* [GIVEN ENTRIES]
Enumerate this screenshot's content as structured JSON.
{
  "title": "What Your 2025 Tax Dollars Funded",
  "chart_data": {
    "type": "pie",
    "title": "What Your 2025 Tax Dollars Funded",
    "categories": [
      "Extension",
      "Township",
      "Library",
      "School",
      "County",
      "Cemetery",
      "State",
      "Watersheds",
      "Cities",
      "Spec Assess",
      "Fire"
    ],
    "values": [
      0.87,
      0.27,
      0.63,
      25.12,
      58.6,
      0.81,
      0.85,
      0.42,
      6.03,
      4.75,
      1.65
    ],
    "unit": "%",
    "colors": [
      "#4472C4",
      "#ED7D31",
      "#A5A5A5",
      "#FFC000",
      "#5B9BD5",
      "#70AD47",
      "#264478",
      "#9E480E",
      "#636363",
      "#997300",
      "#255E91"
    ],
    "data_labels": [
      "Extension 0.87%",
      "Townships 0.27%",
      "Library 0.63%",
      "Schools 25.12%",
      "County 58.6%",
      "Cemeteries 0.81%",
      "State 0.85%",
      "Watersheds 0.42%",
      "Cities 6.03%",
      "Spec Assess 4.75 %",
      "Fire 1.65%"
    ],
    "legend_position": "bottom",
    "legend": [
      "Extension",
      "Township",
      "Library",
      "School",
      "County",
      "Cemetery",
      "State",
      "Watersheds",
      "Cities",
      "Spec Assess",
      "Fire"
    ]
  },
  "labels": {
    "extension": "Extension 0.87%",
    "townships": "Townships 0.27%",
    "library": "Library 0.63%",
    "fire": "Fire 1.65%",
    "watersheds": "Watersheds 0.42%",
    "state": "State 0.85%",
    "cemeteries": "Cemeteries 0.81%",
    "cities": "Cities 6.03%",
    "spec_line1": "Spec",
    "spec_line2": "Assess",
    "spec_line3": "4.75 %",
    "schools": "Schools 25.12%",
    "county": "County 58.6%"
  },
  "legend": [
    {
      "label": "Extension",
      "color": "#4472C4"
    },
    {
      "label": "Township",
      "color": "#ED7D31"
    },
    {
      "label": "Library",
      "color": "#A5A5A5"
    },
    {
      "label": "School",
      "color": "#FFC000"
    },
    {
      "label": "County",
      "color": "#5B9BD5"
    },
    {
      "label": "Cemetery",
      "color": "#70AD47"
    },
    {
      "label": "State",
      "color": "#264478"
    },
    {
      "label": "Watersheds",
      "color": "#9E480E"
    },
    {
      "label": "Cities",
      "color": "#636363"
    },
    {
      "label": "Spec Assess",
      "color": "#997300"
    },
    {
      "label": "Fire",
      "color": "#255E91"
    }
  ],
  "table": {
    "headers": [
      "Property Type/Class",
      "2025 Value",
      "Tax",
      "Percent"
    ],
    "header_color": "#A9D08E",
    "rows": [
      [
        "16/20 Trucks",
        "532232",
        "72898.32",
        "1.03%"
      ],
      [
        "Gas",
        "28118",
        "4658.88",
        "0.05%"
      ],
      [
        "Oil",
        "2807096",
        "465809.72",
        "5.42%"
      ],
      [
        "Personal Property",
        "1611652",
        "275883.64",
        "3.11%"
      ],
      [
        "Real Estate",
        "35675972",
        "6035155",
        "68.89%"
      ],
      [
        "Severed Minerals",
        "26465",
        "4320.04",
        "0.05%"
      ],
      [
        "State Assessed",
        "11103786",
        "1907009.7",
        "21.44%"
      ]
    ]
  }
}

* [TO BE DONE] Go through the entries above and pull out each line with "Cities" in it.

* [ANSWER TO THIS EXERCISE]
      "Cities",
      "Cities 6.03%",
      "Cities",
    "cities": "Cities 6.03%",
      "label": "Cities",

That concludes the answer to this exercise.